##### Records provided
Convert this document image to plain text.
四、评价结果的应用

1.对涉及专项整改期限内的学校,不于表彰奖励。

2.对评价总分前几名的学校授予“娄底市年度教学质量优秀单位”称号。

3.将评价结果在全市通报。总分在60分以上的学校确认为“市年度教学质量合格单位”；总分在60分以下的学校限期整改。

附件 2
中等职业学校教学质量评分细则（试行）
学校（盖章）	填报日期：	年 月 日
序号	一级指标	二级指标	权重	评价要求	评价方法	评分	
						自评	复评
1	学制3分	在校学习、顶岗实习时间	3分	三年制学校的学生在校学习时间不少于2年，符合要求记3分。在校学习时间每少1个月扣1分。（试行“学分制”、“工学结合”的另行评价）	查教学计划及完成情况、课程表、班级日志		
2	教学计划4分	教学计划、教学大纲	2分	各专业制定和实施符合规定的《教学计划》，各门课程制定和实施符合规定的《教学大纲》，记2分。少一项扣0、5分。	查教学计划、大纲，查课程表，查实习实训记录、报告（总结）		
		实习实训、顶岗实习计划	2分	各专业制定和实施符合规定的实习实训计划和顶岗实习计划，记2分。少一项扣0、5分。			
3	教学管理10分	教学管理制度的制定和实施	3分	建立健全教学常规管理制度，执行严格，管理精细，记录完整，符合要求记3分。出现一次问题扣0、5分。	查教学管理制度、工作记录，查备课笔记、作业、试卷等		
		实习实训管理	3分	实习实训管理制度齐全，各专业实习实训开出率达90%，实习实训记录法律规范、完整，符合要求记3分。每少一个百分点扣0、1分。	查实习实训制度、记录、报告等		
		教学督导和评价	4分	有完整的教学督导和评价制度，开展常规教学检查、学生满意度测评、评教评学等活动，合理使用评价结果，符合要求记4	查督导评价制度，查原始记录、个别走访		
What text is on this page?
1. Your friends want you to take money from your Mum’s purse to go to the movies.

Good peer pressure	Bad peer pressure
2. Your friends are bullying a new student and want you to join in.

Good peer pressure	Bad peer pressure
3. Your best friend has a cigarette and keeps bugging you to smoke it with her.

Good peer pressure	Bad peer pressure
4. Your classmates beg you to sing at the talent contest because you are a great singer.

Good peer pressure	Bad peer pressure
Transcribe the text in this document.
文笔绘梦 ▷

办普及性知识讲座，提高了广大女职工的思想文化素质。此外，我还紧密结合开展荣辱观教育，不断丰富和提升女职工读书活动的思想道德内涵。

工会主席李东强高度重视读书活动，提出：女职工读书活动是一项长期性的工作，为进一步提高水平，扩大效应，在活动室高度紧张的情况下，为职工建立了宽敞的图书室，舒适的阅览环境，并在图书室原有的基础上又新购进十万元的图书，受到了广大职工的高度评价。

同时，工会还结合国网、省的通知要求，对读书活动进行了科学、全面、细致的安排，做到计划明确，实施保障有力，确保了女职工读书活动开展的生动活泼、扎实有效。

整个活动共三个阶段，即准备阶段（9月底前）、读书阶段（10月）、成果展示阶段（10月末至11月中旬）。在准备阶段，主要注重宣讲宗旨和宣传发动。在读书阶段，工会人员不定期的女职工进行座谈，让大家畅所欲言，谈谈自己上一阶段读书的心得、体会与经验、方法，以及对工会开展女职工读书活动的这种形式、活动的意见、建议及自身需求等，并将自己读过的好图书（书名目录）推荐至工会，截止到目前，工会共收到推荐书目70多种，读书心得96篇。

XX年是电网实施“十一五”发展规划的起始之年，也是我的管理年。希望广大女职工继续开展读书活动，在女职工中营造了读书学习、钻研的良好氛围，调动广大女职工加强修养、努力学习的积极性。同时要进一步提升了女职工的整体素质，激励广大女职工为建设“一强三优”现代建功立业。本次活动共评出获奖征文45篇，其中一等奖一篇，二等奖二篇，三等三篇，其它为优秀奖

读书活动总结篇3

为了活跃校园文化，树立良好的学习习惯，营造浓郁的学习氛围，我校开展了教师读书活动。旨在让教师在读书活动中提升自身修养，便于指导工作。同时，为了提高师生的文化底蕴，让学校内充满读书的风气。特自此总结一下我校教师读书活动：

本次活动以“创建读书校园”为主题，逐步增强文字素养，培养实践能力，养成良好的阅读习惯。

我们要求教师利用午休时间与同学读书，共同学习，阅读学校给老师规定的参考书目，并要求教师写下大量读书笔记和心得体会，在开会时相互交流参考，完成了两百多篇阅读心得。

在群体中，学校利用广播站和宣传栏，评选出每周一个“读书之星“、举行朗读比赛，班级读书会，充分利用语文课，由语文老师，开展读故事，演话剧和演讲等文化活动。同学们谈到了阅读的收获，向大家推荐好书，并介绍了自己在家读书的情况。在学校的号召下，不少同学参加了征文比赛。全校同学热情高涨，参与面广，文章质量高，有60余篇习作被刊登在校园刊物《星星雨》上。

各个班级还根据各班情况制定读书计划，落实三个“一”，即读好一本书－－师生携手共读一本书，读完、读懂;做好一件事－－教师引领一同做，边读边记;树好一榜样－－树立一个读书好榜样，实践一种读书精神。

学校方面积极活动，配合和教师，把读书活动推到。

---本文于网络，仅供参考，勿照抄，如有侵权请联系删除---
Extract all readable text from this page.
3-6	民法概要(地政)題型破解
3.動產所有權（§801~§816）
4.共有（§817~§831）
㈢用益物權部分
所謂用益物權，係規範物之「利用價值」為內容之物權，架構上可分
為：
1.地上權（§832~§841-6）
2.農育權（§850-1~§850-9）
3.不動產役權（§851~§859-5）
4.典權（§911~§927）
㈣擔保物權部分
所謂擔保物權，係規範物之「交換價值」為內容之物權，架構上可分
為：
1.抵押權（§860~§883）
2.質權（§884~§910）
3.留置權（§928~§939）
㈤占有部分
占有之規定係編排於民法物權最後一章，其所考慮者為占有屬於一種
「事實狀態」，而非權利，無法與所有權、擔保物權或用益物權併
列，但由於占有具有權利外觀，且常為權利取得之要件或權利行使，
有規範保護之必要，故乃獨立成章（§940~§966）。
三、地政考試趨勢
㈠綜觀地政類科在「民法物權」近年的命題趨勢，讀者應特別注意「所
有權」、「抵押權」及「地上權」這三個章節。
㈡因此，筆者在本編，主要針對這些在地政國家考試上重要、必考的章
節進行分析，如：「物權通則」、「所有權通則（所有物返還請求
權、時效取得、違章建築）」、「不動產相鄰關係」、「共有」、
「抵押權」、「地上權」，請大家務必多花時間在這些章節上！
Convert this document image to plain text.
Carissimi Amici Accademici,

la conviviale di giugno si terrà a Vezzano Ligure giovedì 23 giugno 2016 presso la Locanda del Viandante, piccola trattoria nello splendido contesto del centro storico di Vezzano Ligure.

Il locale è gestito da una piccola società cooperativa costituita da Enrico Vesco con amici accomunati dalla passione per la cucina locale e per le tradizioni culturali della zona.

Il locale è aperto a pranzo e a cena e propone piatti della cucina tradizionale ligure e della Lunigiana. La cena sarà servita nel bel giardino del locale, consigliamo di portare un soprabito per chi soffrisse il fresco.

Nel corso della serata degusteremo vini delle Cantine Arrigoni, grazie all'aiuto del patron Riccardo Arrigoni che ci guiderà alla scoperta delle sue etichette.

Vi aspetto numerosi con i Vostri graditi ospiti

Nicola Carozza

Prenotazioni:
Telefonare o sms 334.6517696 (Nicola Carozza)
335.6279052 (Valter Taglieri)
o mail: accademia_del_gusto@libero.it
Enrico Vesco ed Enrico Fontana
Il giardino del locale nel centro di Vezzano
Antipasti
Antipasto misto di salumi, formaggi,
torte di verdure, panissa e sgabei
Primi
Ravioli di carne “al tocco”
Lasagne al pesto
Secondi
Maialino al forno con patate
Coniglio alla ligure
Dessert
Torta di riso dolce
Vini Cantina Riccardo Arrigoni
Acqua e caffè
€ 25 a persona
##########
#### Task goal
Every entry in the listing must be retyped exactly.

#### Answer to this exercise
Convert this document image to plain text.
四、评价结果的应用

1.对涉及专项整改期限内的学校,不于表彰奖励。

2.对评价总分前几名的学校授予“娄底市年度教学质量优秀单位”称号。

3.将评价结果在全市通报。总分在60分以上的学校确认为“市年度教学质量合格单位”；总分在60分以下的学校限期整改。

附件 2
中等职业学校教学质量评分细则（试行）
学校（盖章）	填报日期：	年 月 日
序号	一级指标	二级指标	权重	评价要求	评价方法	评分	
						自评	复评
1	学制3分	在校学习、顶岗实习时间	3分	三年制学校的学生在校学习时间不少于2年，符合要求记3分。在校学习时间每少1个月扣1分。（试行“学分制”、“工学结合”的另行评价）	查教学计划及完成情况、课程表、班级日志		
2	教学计划4分	教学计划、教学大纲	2分	各专业制定和实施符合规定的《教学计划》，各门课程制定和实施符合规定的《教学大纲》，记2分。少一项扣0、5分。	查教学计划、大纲，查课程表，查实习实训记录、报告（总结）		
		实习实训、顶岗实习计划	2分	各专业制定和实施符合规定的实习实训计划和顶岗实习计划，记2分。少一项扣0、5分。			
3	教学管理10分	教学管理制度的制定和实施	3分	建立健全教学常规管理制度，执行严格，管理精细，记录完整，符合要求记3分。出现一次问题扣0、5分。	查教学管理制度、工作记录，查备课笔记、作业、试卷等		
		实习实训管理	3分	实习实训管理制度齐全，各专业实习实训开出率达90%，实习实训记录法律规范、完整，符合要求记3分。每少一个百分点扣0、1分。	查实习实训制度、记录、报告等		
		教学督导和评价	4分	有完整的教学督导和评价制度，开展常规教学检查、学生满意度测评、评教评学等活动，合理使用评价结果，符合要求记4	查督导评价制度，查原始记录、个别走访		
What text is on this page?
1. Your friends want you to take money from your Mum’s purse to go to the movies.

Good peer pressure	Bad peer pressure
2. Your friends are bullying a new student and want you to join in.

Good peer pressure	Bad peer pressure
3. Your best friend has a cigarette and keeps bugging you to smoke it with her.

Good peer pressure	Bad peer pressure
4. Your classmates beg you to sing at the talent contest because you are a great singer.

Good peer pressure	Bad peer pressure
Transcribe the text in this document.
文笔绘梦 ▷

办普及性知识讲座，提高了广大女职工的思想文化素质。此外，我还紧密结合开展荣辱观教育，不断丰富和提升女职工读书活动的思想道德内涵。

工会主席李东强高度重视读书活动，提出：女职工读书活动是一项长期性的工作，为进一步提高水平，扩大效应，在活动室高度紧张的情况下，为职工建立了宽敞的图书室，舒适的阅览环境，并在图书室原有的基础上又新购进十万元的图书，受到了广大职工的高度评价。

同时，工会还结合国网、省的通知要求，对读书活动进行了科学、全面、细致的安排，做到计划明确，实施保障有力，确保了女职工读书活动开展的生动活泼、扎实有效。

整个活动共三个阶段，即准备阶段（9月底前）、读书阶段（10月）、成果展示阶段（10月末至11月中旬）。在准备阶段，主要注重宣讲宗旨和宣传发动。在读书阶段，工会人员不定期的女职工进行座谈，让大家畅所欲言，谈谈自己上一阶段读书的心得、体会与经验、方法，以及对工会开展女职工读书活动的这种形式、活动的意见、建议及自身需求等，并将自己读过的好图书（书名目录）推荐至工会，截止到目前，工会共收到推荐书目70多种，读书心得96篇。

XX年是电网实施“十一五”发展规划的起始之年，也是我的管理年。希望广大女职工继续开展读书活动，在女职工中营造了读书学习、钻研的良好氛围，调动广大女职工加强修养、努力学习的积极性。同时要进一步提升了女职工的整体素质，激励广大女职工为建设“一强三优”现代建功立业。本次活动共评出获奖征文45篇，其中一等奖一篇，二等奖二篇，三等三篇，其它为优秀奖

读书活动总结篇3

为了活跃校园文化，树立良好的学习习惯，营造浓郁的学习氛围，我校开展了教师读书活动。旨在让教师在读书活动中提升自身修养，便于指导工作。同时，为了提高师生的文化底蕴，让学校内充满读书的风气。特自此总结一下我校教师读书活动：

本次活动以“创建读书校园”为主题，逐步增强文字素养，培养实践能力，养成良好的阅读习惯。

我们要求教师利用午休时间与同学读书，共同学习，阅读学校给老师规定的参考书目，并要求教师写下大量读书笔记和心得体会，在开会时相互交流参考，完成了两百多篇阅读心得。

在群体中，学校利用广播站和宣传栏，评选出每周一个“读书之星“、举行朗读比赛，班级读书会，充分利用语文课，由语文老师，开展读故事，演话剧和演讲等文化活动。同学们谈到了阅读的收获，向大家推荐好书，并介绍了自己在家读书的情况。在学校的号召下，不少同学参加了征文比赛。全校同学热情高涨，参与面广，文章质量高，有60余篇习作被刊登在校园刊物《星星雨》上。

各个班级还根据各班情况制定读书计划，落实三个“一”，即读好一本书－－师生携手共读一本书，读完、读懂;做好一件事－－教师引领一同做，边读边记;树好一榜样－－树立一个读书好榜样，实践一种读书精神。

学校方面积极活动，配合和教师，把读书活动推到。

---本文于网络，仅供参考，勿照抄，如有侵权请联系删除---
Extract all readable text from this page.
3-6	民法概要(地政)題型破解
3.動產所有權（§801~§816）
4.共有（§817~§831）
㈢用益物權部分
所謂用益物權，係規範物之「利用價值」為內容之物權，架構上可分
為：
1.地上權（§832~§841-6）
2.農育權（§850-1~§850-9）
3.不動產役權（§851~§859-5）
4.典權（§911~§927）
㈣擔保物權部分
所謂擔保物權，係規範物之「交換價值」為內容之物權，架構上可分
為：
1.抵押權（§860~§883）
2.質權（§884~§910）
3.留置權（§928~§939）
㈤占有部分
占有之規定係編排於民法物權最後一章，其所考慮者為占有屬於一種
「事實狀態」，而非權利，無法與所有權、擔保物權或用益物權併
列，但由於占有具有權利外觀，且常為權利取得之要件或權利行使，
有規範保護之必要，故乃獨立成章（§940~§966）。
三、地政考試趨勢
㈠綜觀地政類科在「民法物權」近年的命題趨勢，讀者應特別注意「所
有權」、「抵押權」及「地上權」這三個章節。
㈡因此，筆者在本編，主要針對這些在地政國家考試上重要、必考的章
節進行分析，如：「物權通則」、「所有權通則（所有物返還請求
權、時效取得、違章建築）」、「不動產相鄰關係」、「共有」、
「抵押權」、「地上權」，請大家務必多花時間在這些章節上！
Convert this document image to plain text.
Carissimi Amici Accademici,

la conviviale di giugno si terrà a Vezzano Ligure giovedì 23 giugno 2016 presso la Locanda del Viandante, piccola trattoria nello splendido contesto del centro storico di Vezzano Ligure.

Il locale è gestito da una piccola società cooperativa costituita da Enrico Vesco con amici accomunati dalla passione per la cucina locale e per le tradizioni culturali della zona.

Il locale è aperto a pranzo e a cena e propone piatti della cucina tradizionale ligure e della Lunigiana. La cena sarà servita nel bel giardino del locale, consigliamo di portare un soprabito per chi soffrisse il fresco.

Nel corso della serata degusteremo vini delle Cantine Arrigoni, grazie all'aiuto del patron Riccardo Arrigoni che ci guiderà alla scoperta delle sue etichette.

Vi aspetto numerosi con i Vostri graditi ospiti

Nicola Carozza

Prenotazioni:
Telefonare o sms 334.6517696 (Nicola Carozza)
335.6279052 (Valter Taglieri)
o mail: accademia_del_gusto@libero.it
Enrico Vesco ed Enrico Fontana
Il giardino del locale nel centro di Vezzano
Antipasti
Antipasto misto di salumi, formaggi,
torte di verdure, panissa e sgabei
Primi
Ravioli di carne “al tocco”
Lasagne al pesto
Secondi
Maialino al forno con patate
Coniglio alla ligure
Dessert
Torta di riso dolce
Vini Cantina Riccardo Arrigoni
Acqua e caffè
€ 25 a persona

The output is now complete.